##### Provided data

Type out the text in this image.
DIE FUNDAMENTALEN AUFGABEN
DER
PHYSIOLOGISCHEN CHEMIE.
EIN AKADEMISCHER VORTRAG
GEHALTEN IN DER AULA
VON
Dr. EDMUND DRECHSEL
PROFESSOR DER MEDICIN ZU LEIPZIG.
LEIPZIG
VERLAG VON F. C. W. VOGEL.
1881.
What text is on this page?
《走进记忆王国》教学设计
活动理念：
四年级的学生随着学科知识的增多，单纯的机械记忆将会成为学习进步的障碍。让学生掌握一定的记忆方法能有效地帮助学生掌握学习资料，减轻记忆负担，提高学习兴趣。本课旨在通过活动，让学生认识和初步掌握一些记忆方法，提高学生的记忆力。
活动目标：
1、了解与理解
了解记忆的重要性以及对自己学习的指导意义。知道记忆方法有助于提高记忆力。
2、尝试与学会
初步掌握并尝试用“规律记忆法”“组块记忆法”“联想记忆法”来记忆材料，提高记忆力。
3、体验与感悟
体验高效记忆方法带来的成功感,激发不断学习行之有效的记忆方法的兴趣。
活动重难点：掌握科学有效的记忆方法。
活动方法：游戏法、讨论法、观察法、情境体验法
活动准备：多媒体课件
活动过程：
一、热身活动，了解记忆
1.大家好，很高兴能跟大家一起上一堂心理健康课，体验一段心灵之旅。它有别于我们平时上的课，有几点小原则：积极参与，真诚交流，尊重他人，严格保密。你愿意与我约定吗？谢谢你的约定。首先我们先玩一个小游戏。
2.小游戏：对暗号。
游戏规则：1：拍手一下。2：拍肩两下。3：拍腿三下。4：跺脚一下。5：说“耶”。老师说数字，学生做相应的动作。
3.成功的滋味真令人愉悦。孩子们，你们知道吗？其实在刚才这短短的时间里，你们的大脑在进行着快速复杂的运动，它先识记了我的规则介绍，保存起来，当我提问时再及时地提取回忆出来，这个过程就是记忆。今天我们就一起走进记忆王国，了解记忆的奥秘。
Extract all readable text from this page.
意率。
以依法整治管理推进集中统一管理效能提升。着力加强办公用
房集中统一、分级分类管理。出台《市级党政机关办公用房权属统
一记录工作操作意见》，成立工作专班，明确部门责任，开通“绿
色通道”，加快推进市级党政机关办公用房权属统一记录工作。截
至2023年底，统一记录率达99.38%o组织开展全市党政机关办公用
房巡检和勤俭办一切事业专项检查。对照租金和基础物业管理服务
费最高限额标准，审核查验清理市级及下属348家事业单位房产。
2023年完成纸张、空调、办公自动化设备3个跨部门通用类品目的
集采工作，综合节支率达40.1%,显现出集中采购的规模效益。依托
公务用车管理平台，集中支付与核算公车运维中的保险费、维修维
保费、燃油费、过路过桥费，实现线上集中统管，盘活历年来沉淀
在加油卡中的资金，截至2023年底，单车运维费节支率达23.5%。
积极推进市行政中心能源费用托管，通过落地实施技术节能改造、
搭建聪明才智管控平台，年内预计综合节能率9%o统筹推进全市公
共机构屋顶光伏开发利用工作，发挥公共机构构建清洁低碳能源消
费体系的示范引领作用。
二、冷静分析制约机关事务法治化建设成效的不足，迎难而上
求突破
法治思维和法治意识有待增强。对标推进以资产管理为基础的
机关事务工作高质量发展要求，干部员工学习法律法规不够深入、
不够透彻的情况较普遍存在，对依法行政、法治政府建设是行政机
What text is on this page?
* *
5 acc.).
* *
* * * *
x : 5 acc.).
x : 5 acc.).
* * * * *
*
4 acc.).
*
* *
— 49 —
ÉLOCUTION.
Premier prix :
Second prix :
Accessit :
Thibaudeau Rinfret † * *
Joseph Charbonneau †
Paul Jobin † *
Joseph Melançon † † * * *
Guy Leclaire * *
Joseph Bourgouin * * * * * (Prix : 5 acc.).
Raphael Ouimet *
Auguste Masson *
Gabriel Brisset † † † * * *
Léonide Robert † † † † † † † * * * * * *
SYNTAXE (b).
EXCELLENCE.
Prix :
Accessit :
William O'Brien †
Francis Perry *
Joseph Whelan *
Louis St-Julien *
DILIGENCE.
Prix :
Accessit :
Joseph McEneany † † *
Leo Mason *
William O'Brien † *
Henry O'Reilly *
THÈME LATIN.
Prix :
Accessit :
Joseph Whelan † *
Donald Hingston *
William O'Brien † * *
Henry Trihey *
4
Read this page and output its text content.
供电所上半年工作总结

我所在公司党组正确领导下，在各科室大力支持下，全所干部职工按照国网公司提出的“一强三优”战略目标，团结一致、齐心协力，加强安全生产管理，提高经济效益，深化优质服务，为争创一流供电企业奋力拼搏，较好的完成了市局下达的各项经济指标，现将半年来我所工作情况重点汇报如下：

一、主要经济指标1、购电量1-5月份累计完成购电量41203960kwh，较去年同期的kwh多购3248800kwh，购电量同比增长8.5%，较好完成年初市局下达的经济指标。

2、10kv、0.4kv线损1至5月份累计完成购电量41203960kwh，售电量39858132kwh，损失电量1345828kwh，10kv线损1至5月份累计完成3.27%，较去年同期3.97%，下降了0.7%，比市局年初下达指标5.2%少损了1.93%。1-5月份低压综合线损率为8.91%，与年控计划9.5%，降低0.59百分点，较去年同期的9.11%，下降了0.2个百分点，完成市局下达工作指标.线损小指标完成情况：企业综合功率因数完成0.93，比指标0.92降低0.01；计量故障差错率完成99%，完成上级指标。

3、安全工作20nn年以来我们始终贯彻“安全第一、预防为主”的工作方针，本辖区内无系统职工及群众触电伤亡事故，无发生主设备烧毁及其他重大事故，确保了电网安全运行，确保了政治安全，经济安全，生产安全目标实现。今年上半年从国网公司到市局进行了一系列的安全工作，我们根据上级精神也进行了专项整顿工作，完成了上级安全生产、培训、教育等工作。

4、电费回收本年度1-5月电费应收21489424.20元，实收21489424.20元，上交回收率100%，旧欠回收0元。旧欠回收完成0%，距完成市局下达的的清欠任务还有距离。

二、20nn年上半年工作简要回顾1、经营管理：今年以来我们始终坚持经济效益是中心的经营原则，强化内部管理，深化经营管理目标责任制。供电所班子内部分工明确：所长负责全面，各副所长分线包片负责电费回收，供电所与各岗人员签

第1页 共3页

##########

*Stated goal*
Copy out each line exactly.

*Output for this task*
Type out the text in this image.
DIE FUNDAMENTALEN AUFGABEN
DER
PHYSIOLOGISCHEN CHEMIE.
EIN AKADEMISCHER VORTRAG
GEHALTEN IN DER AULA
VON
Dr. EDMUND DRECHSEL
PROFESSOR DER MEDICIN ZU LEIPZIG.
LEIPZIG
VERLAG VON F. C. W. VOGEL.
1881.
What text is on this page?
《走进记忆王国》教学设计
活动理念：
四年级的学生随着学科知识的增多，单纯的机械记忆将会成为学习进步的障碍。让学生掌握一定的记忆方法能有效地帮助学生掌握学习资料，减轻记忆负担，提高学习兴趣。本课旨在通过活动，让学生认识和初步掌握一些记忆方法，提高学生的记忆力。
活动目标：
1、了解与理解
了解记忆的重要性以及对自己学习的指导意义。知道记忆方法有助于提高记忆力。
2、尝试与学会
初步掌握并尝试用“规律记忆法”“组块记忆法”“联想记忆法”来记忆材料，提高记忆力。
3、体验与感悟
体验高效记忆方法带来的成功感,激发不断学习行之有效的记忆方法的兴趣。
活动重难点：掌握科学有效的记忆方法。
活动方法：游戏法、讨论法、观察法、情境体验法
活动准备：多媒体课件
活动过程：
一、热身活动，了解记忆
1.大家好，很高兴能跟大家一起上一堂心理健康课，体验一段心灵之旅。它有别于我们平时上的课，有几点小原则：积极参与，真诚交流，尊重他人，严格保密。你愿意与我约定吗？谢谢你的约定。首先我们先玩一个小游戏。
2.小游戏：对暗号。
游戏规则：1：拍手一下。2：拍肩两下。3：拍腿三下。4：跺脚一下。5：说“耶”。老师说数字，学生做相应的动作。
3.成功的滋味真令人愉悦。孩子们，你们知道吗？其实在刚才这短短的时间里，你们的大脑在进行着快速复杂的运动，它先识记了我的规则介绍，保存起来，当我提问时再及时地提取回忆出来，这个过程就是记忆。今天我们就一起走进记忆王国，了解记忆的奥秘。
Extract all readable text from this page.
意率。
以依法整治管理推进集中统一管理效能提升。着力加强办公用
房集中统一、分级分类管理。出台《市级党政机关办公用房权属统
一记录工作操作意见》，成立工作专班，明确部门责任，开通“绿
色通道”，加快推进市级党政机关办公用房权属统一记录工作。截
至2023年底，统一记录率达99.38%o组织开展全市党政机关办公用
房巡检和勤俭办一切事业专项检查。对照租金和基础物业管理服务
费最高限额标准，审核查验清理市级及下属348家事业单位房产。
2023年完成纸张、空调、办公自动化设备3个跨部门通用类品目的
集采工作，综合节支率达40.1%,显现出集中采购的规模效益。依托
公务用车管理平台，集中支付与核算公车运维中的保险费、维修维
保费、燃油费、过路过桥费，实现线上集中统管，盘活历年来沉淀
在加油卡中的资金，截至2023年底，单车运维费节支率达23.5%。
积极推进市行政中心能源费用托管，通过落地实施技术节能改造、
搭建聪明才智管控平台，年内预计综合节能率9%o统筹推进全市公
共机构屋顶光伏开发利用工作，发挥公共机构构建清洁低碳能源消
费体系的示范引领作用。
二、冷静分析制约机关事务法治化建设成效的不足，迎难而上
求突破
法治思维和法治意识有待增强。对标推进以资产管理为基础的
机关事务工作高质量发展要求，干部员工学习法律法规不够深入、
不够透彻的情况较普遍存在，对依法行政、法治政府建设是行政机
What text is on this page?
* *
5 acc.).
* *
* * * *
x : 5 acc.).
x : 5 acc.).
* * * * *
*
4 acc.).
*
* *
— 49 —
ÉLOCUTION.
Premier prix :
Second prix :
Accessit :
Thibaudeau Rinfret † * *
Joseph Charbonneau †
Paul Jobin † *
Joseph Melançon † † * * *
Guy Leclaire * *
Joseph Bourgouin * * * * * (Prix : 5 acc.).
Raphael Ouimet *
Auguste Masson *
Gabriel Brisset † † † * * *
Léonide Robert † † † † † † † * * * * * *
SYNTAXE (b).
EXCELLENCE.
Prix :
Accessit :
William O'Brien †
Francis Perry *
Joseph Whelan *
Louis St-Julien *
DILIGENCE.
Prix :
Accessit :
Joseph McEneany † † *
Leo Mason *
William O'Brien † *
Henry O'Reilly *
THÈME LATIN.
Prix :
Accessit :
Joseph Whelan † *
Donald Hingston *
William O'Brien † * *
Henry Trihey *
4
Read this page and output its text content.
供电所上半年工作总结

我所在公司党组正确领导下，在各科室大力支持下，全所干部职工按照国网公司提出的“一强三优”战略目标，团结一致、齐心协力，加强安全生产管理，提高经济效益，深化优质服务，为争创一流供电企业奋力拼搏，较好的完成了市局下达的各项经济指标，现将半年来我所工作情况重点汇报如下：

一、主要经济指标1、购电量1-5月份累计完成购电量41203960kwh，较去年同期的kwh多购3248800kwh，购电量同比增长8.5%，较好完成年初市局下达的经济指标。

2、10kv、0.4kv线损1至5月份累计完成购电量41203960kwh，售电量39858132kwh，损失电量1345828kwh，10kv线损1至5月份累计完成3.27%，较去年同期3.97%，下降了0.7%，比市局年初下达指标5.2%少损了1.93%。1-5月份低压综合线损率为8.91%，与年控计划9.5%，降低0.59百分点，较去年同期的9.11%，下降了0.2个百分点，完成市局下达工作指标.线损小指标完成情况：企业综合功率因数完成0.93，比指标0.92降低0.01；计量故障差错率完成99%，完成上级指标。

3、安全工作20nn年以来我们始终贯彻“安全第一、预防为主”的工作方针，本辖区内无系统职工及群众触电伤亡事故，无发生主设备烧毁及其他重大事故，确保了电网安全运行，确保了政治安全，经济安全，生产安全目标实现。今年上半年从国网公司到市局进行了一系列的安全工作，我们根据上级精神也进行了专项整顿工作，完成了上级安全生产、培训、教育等工作。

4、电费回收本年度1-5月电费应收21489424.20元，实收21489424.20元，上交回收率100%，旧欠回收0元。旧欠回收完成0%，距完成市局下达的的清欠任务还有距离。

二、20nn年上半年工作简要回顾1、经营管理：今年以来我们始终坚持经济效益是中心的经营原则，强化内部管理，深化经营管理目标责任制。供电所班子内部分工明确：所长负责全面，各副所长分线包片负责电费回收，供电所与各岗人员签

第1页 共3页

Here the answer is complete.